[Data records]
◆ ◆ ◆ ◆ ◆ ◆ ◆

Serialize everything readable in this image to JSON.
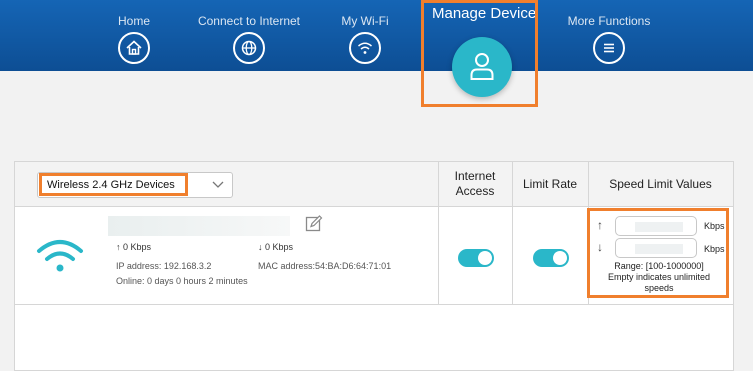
{
  "nav": {
    "items": [
      {
        "label": "Home",
        "icon": "home-icon"
      },
      {
        "label": "Connect to Internet",
        "icon": "globe-icon"
      },
      {
        "label": "My Wi-Fi",
        "icon": "wifi-icon"
      },
      {
        "label": "Manage Device",
        "icon": "user-icon",
        "active": true
      },
      {
        "label": "More Functions",
        "icon": "menu-icon"
      }
    ]
  },
  "colors": {
    "header": "#1565b5",
    "accent": "#2ab7c9",
    "highlight": "#f07f2d"
  },
  "table": {
    "filter": {
      "selected": "Wireless 2.4 GHz Devices"
    },
    "headers": {
      "internet_access": "Internet Access",
      "limit_rate": "Limit Rate",
      "speed_limit_values": "Speed Limit Values"
    },
    "device": {
      "icon": "wifi-signal-icon",
      "upload": "↑ 0 Kbps",
      "download": "↓ 0 Kbps",
      "ip": "IP address: 192.168.3.2",
      "mac": "MAC address:54:BA:D6:64:71:01",
      "online": "Online: 0 days 0 hours 2 minutes",
      "internet_access": true,
      "limit_rate": true
    },
    "speed": {
      "up_arrow": "↑",
      "down_arrow": "↓",
      "unit": "Kbps",
      "range": "Range: [100-1000000]",
      "note_line1": "Empty indicates unlimited",
      "note_line2": "speeds"
    }
  }
}
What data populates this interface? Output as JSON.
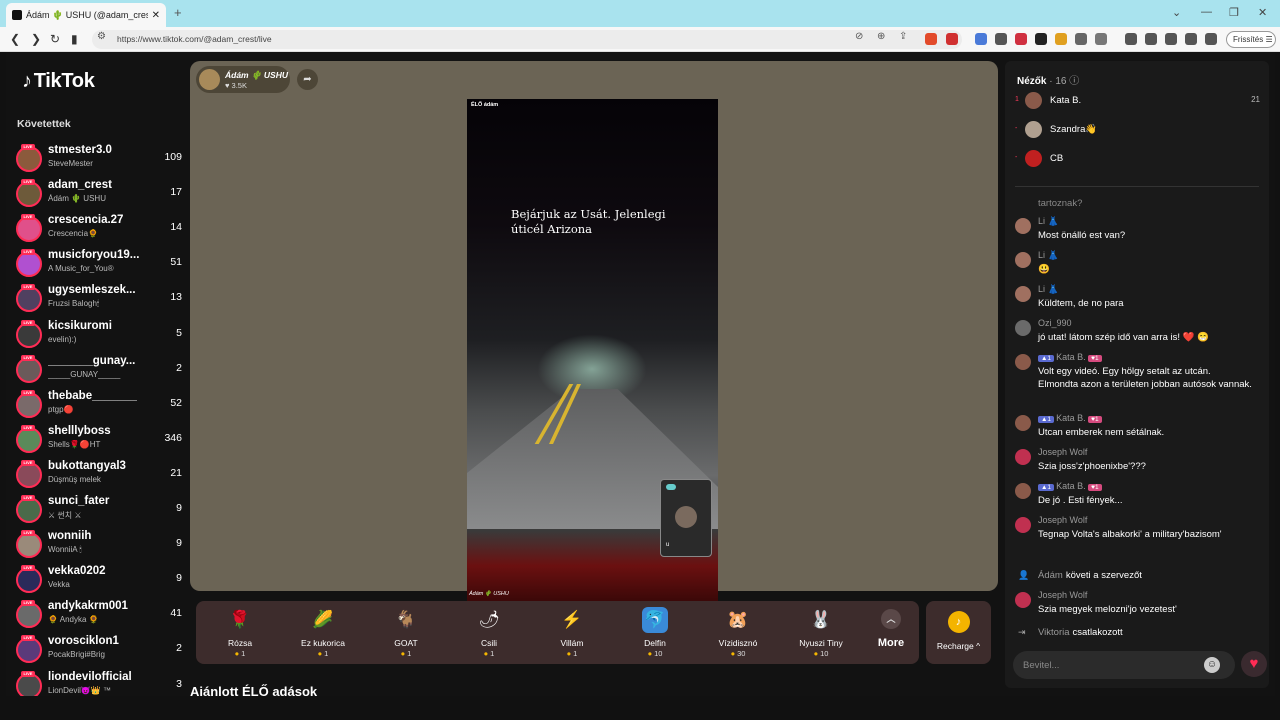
{
  "browser": {
    "tab_title": "Ádám 🌵 USHU (@adam_crest",
    "url": "https://www.tiktok.com/@adam_crest/live",
    "refresh_label": "Frissítés"
  },
  "sidebar": {
    "logo": "TikTok",
    "following_title": "Követettek",
    "accounts": [
      {
        "user": "stmester3.0",
        "nick": "SteveMester",
        "count": "109",
        "color": "#8b5a3c"
      },
      {
        "user": "adam_crest",
        "nick": "Ádám 🌵 USHU",
        "count": "17",
        "color": "#6d5a3a"
      },
      {
        "user": "crescencia.27",
        "nick": "Crescencia🌻",
        "count": "14",
        "color": "#e0508a"
      },
      {
        "user": "musicforyou19...",
        "nick": "A Music_for_You®",
        "count": "51",
        "color": "#b050d0"
      },
      {
        "user": "ugysemleszek...",
        "nick": "Fruzsi Balogh🕯",
        "count": "13",
        "color": "#504060"
      },
      {
        "user": "kicsikuromi",
        "nick": "evelin):)",
        "count": "5",
        "color": "#3a3a3a"
      },
      {
        "user": "_______gunay...",
        "nick": "_____GUNAY_____",
        "count": "2",
        "color": "#6a5a5a"
      },
      {
        "user": "thebabe_______",
        "nick": "ptgp🔴",
        "count": "52",
        "color": "#7a6a6a"
      },
      {
        "user": "shelllyboss",
        "nick": "Shells🌹🔴HT",
        "count": "346",
        "color": "#5a8a5a"
      },
      {
        "user": "bukottangyal3",
        "nick": "Düşmüş melek",
        "count": "21",
        "color": "#8a4a5a"
      },
      {
        "user": "sunci_fater",
        "nick": "⚔ 썬치 ⚔",
        "count": "9",
        "color": "#4a6a4a"
      },
      {
        "user": "wonniih",
        "nick": "WonniiA 🕯",
        "count": "9",
        "color": "#9a8a7a"
      },
      {
        "user": "vekka0202",
        "nick": "Vekka",
        "count": "9",
        "color": "#2a2a5a"
      },
      {
        "user": "andykakrm001",
        "nick": "🌻 Andyka 🌻",
        "count": "41",
        "color": "#6a6a6a"
      },
      {
        "user": "vorosciklon1",
        "nick": "PocakBrigi#Brig",
        "count": "2",
        "color": "#5a3a7a"
      },
      {
        "user": "liondevilofficial",
        "nick": "LionDevil😈👑 ™",
        "count": "3",
        "color": "#4a4a4a"
      }
    ]
  },
  "stage": {
    "host_name": "Ádám 🌵 USHU",
    "host_likes": "♥ 3.5K",
    "video_tag": "ÉLŐ ádám",
    "caption": "Bejárjuk az Usát. Jelenlegi úticél Arizona",
    "video_footer": "Ádám 🌵 USHU",
    "guest_label": "u"
  },
  "gifts": [
    {
      "name": "Rózsa",
      "price": "1",
      "icon": "🌹",
      "bg": "transparent"
    },
    {
      "name": "Ez kukorica",
      "price": "1",
      "icon": "🌽",
      "bg": "transparent"
    },
    {
      "name": "GOAT",
      "price": "1",
      "icon": "🐐",
      "bg": "transparent"
    },
    {
      "name": "Csili",
      "price": "1",
      "icon": "🌶",
      "bg": "transparent"
    },
    {
      "name": "Villám",
      "price": "1",
      "icon": "⚡",
      "bg": "transparent"
    },
    {
      "name": "Delfin",
      "price": "10",
      "icon": "🐬",
      "bg": "#3a8ad8"
    },
    {
      "name": "Vízidisznó",
      "price": "30",
      "icon": "🐹",
      "bg": "transparent"
    },
    {
      "name": "Nyuszi Tiny",
      "price": "10",
      "icon": "🐰",
      "bg": "transparent"
    }
  ],
  "gift_more": "More",
  "recharge": "Recharge ^",
  "recommended": "Ajánlott ÉLŐ adások",
  "chat": {
    "viewers_label": "Nézők",
    "viewers_count": "· 16 ⓘ",
    "top_viewers": [
      {
        "rank": "1",
        "name": "Kata B.",
        "count": "21",
        "color": "#8a5a4a"
      },
      {
        "rank": "-",
        "name": "Szandra👋",
        "count": "",
        "color": "#b0a090"
      },
      {
        "rank": "-",
        "name": "CB",
        "count": "",
        "color": "#c02020"
      }
    ],
    "faded": "tartoznak?",
    "messages": [
      {
        "name": "Li 👗",
        "text": "Most önálló est van?",
        "color": "#a07060"
      },
      {
        "name": "Li 👗",
        "text": "😃",
        "color": "#a07060"
      },
      {
        "name": "Li 👗",
        "text": "Küldtem, de no para",
        "color": "#a07060"
      },
      {
        "name": "Ozi_990",
        "text": "jó utat! látom szép idő van arra is! ❤️ 😁",
        "color": "#6a6a6a"
      },
      {
        "name": "Kata B.",
        "text": "Volt egy videó. Egy hölgy setalt az utcán. Elmondta azon a területen jobban autósok vannak.",
        "color": "#8a5a4a",
        "badge": true
      },
      {
        "name": "Kata B.",
        "text": "Utcan emberek nem sétálnak.",
        "color": "#8a5a4a",
        "badge": true
      },
      {
        "name": "Joseph Wolf",
        "text": "Szia joss'z'phoenixbe'???",
        "color": "#c03050"
      },
      {
        "name": "Kata B.",
        "text": "De jó . Esti fények...",
        "color": "#8a5a4a",
        "badge": true
      },
      {
        "name": "Joseph Wolf",
        "text": "Tegnap Volta's albakorki' a military'bazisom'",
        "color": "#c03050"
      }
    ],
    "system1": {
      "name": "Ádám",
      "action": "követi a szervezőt"
    },
    "message_last": {
      "name": "Joseph Wolf",
      "text": "Szia megyek melozni'jo vezetest'",
      "color": "#c03050"
    },
    "system2": {
      "name": "Viktoria",
      "action": "csatlakozott"
    },
    "input_placeholder": "Bevitel..."
  }
}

◆ ◆ ◆ ◆ ◆ ◆ ◆

▶ **Exercise objective**: Repeat the material above verbatim, with no pictures in the output.

▶ **Solution for this problem**:
Serialize everything readable in this image to JSON.
{
  "nav": {
    "items": [
      {
        "label": "Home",
        "icon": "home-icon"
      },
      {
        "label": "Connect to Internet",
        "icon": "globe-icon"
      },
      {
        "label": "My Wi-Fi",
        "icon": "wifi-icon"
      },
      {
        "label": "Manage Device",
        "icon": "user-icon",
        "active": true
      },
      {
        "label": "More Functions",
        "icon": "menu-icon"
      }
    ]
  },
  "colors": {
    "header": "#1565b5",
    "accent": "#2ab7c9",
    "highlight": "#f07f2d"
  },
  "table": {
    "filter": {
      "selected": "Wireless 2.4 GHz Devices"
    },
    "headers": {
      "internet_access": "Internet Access",
      "limit_rate": "Limit Rate",
      "speed_limit_values": "Speed Limit Values"
    },
    "device": {
      "icon": "wifi-signal-icon",
      "upload": "↑ 0 Kbps",
      "download": "↓ 0 Kbps",
      "ip": "IP address: 192.168.3.2",
      "mac": "MAC address:54:BA:D6:64:71:01",
      "online": "Online: 0 days 0 hours 2 minutes",
      "internet_access": true,
      "limit_rate": true
    },
    "speed": {
      "up_arrow": "↑",
      "down_arrow": "↓",
      "unit": "Kbps",
      "range": "Range: [100-1000000]",
      "note_line1": "Empty indicates unlimited",
      "note_line2": "speeds"
    }
  }
}
What data populates this interface? Output as JSON.
{
  "browser": {
    "tab_title": "Ádám 🌵 USHU (@adam_crest",
    "url": "https://www.tiktok.com/@adam_crest/live",
    "refresh_label": "Frissítés"
  },
  "sidebar": {
    "logo": "TikTok",
    "following_title": "Követettek",
    "accounts": [
      {
        "user": "stmester3.0",
        "nick": "SteveMester",
        "count": "109",
        "color": "#8b5a3c"
      },
      {
        "user": "adam_crest",
        "nick": "Ádám 🌵 USHU",
        "count": "17",
        "color": "#6d5a3a"
      },
      {
        "user": "crescencia.27",
        "nick": "Crescencia🌻",
        "count": "14",
        "color": "#e0508a"
      },
      {
        "user": "musicforyou19...",
        "nick": "A Music_for_You®",
        "count": "51",
        "color": "#b050d0"
      },
      {
        "user": "ugysemleszek...",
        "nick": "Fruzsi Balogh🕯",
        "count": "13",
        "color": "#504060"
      },
      {
        "user": "kicsikuromi",
        "nick": "evelin):)",
        "count": "5",
        "color": "#3a3a3a"
      },
      {
        "user": "_______gunay...",
        "nick": "_____GUNAY_____",
        "count": "2",
        "color": "#6a5a5a"
      },
      {
        "user": "thebabe_______",
        "nick": "ptgp🔴",
        "count": "52",
        "color": "#7a6a6a"
      },
      {
        "user": "shelllyboss",
        "nick": "Shells🌹🔴HT",
        "count": "346",
        "color": "#5a8a5a"
      },
      {
        "user": "bukottangyal3",
        "nick": "Düşmüş melek",
        "count": "21",
        "color": "#8a4a5a"
      },
      {
        "user": "sunci_fater",
        "nick": "⚔ 썬치 ⚔",
        "count": "9",
        "color": "#4a6a4a"
      },
      {
        "user": "wonniih",
        "nick": "WonniiA 🕯",
        "count": "9",
        "color": "#9a8a7a"
      },
      {
        "user": "vekka0202",
        "nick": "Vekka",
        "count": "9",
        "color": "#2a2a5a"
      },
      {
        "user": "andykakrm001",
        "nick": "🌻 Andyka 🌻",
        "count": "41",
        "color": "#6a6a6a"
      },
      {
        "user": "vorosciklon1",
        "nick": "PocakBrigi#Brig",
        "count": "2",
        "color": "#5a3a7a"
      },
      {
        "user": "liondevilofficial",
        "nick": "LionDevil😈👑 ™",
        "count": "3",
        "color": "#4a4a4a"
      }
    ]
  },
  "stage": {
    "host_name": "Ádám 🌵 USHU",
    "host_likes": "♥ 3.5K",
    "video_tag": "ÉLŐ ádám",
    "caption": "Bejárjuk az Usát. Jelenlegi úticél Arizona",
    "video_footer": "Ádám 🌵 USHU",
    "guest_label": "u"
  },
  "gifts": [
    {
      "name": "Rózsa",
      "price": "1",
      "icon": "🌹",
      "bg": "transparent"
    },
    {
      "name": "Ez kukorica",
      "price": "1",
      "icon": "🌽",
      "bg": "transparent"
    },
    {
      "name": "GOAT",
      "price": "1",
      "icon": "🐐",
      "bg": "transparent"
    },
    {
      "name": "Csili",
      "price": "1",
      "icon": "🌶",
      "bg": "transparent"
    },
    {
      "name": "Villám",
      "price": "1",
      "icon": "⚡",
      "bg": "transparent"
    },
    {
      "name": "Delfin",
      "price": "10",
      "icon": "🐬",
      "bg": "#3a8ad8"
    },
    {
      "name": "Vízidisznó",
      "price": "30",
      "icon": "🐹",
      "bg": "transparent"
    },
    {
      "name": "Nyuszi Tiny",
      "price": "10",
      "icon": "🐰",
      "bg": "transparent"
    }
  ],
  "gift_more": "More",
  "recharge": "Recharge ^",
  "recommended": "Ajánlott ÉLŐ adások",
  "chat": {
    "viewers_label": "Nézők",
    "viewers_count": "· 16 ⓘ",
    "top_viewers": [
      {
        "rank": "1",
        "name": "Kata B.",
        "count": "21",
        "color": "#8a5a4a"
      },
      {
        "rank": "-",
        "name": "Szandra👋",
        "count": "",
        "color": "#b0a090"
      },
      {
        "rank": "-",
        "name": "CB",
        "count": "",
        "color": "#c02020"
      }
    ],
    "faded": "tartoznak?",
    "messages": [
      {
        "name": "Li 👗",
        "text": "Most önálló est van?",
        "color": "#a07060"
      },
      {
        "name": "Li 👗",
        "text": "😃",
        "color": "#a07060"
      },
      {
        "name": "Li 👗",
        "text": "Küldtem, de no para",
        "color": "#a07060"
      },
      {
        "name": "Ozi_990",
        "text": "jó utat! látom szép idő van arra is! ❤️ 😁",
        "color": "#6a6a6a"
      },
      {
        "name": "Kata B.",
        "text": "Volt egy videó. Egy hölgy setalt az utcán. Elmondta azon a területen jobban autósok vannak.",
        "color": "#8a5a4a",
        "badge": true
      },
      {
        "name": "Kata B.",
        "text": "Utcan emberek nem sétálnak.",
        "color": "#8a5a4a",
        "badge": true
      },
      {
        "name": "Joseph Wolf",
        "text": "Szia joss'z'phoenixbe'???",
        "color": "#c03050"
      },
      {
        "name": "Kata B.",
        "text": "De jó . Esti fények...",
        "color": "#8a5a4a",
        "badge": true
      },
      {
        "name": "Joseph Wolf",
        "text": "Tegnap Volta's albakorki' a military'bazisom'",
        "color": "#c03050"
      }
    ],
    "system1": {
      "name": "Ádám",
      "action": "követi a szervezőt"
    },
    "message_last": {
      "name": "Joseph Wolf",
      "text": "Szia megyek melozni'jo vezetest'",
      "color": "#c03050"
    },
    "system2": {
      "name": "Viktoria",
      "action": "csatlakozott"
    },
    "input_placeholder": "Bevitel..."
  }
}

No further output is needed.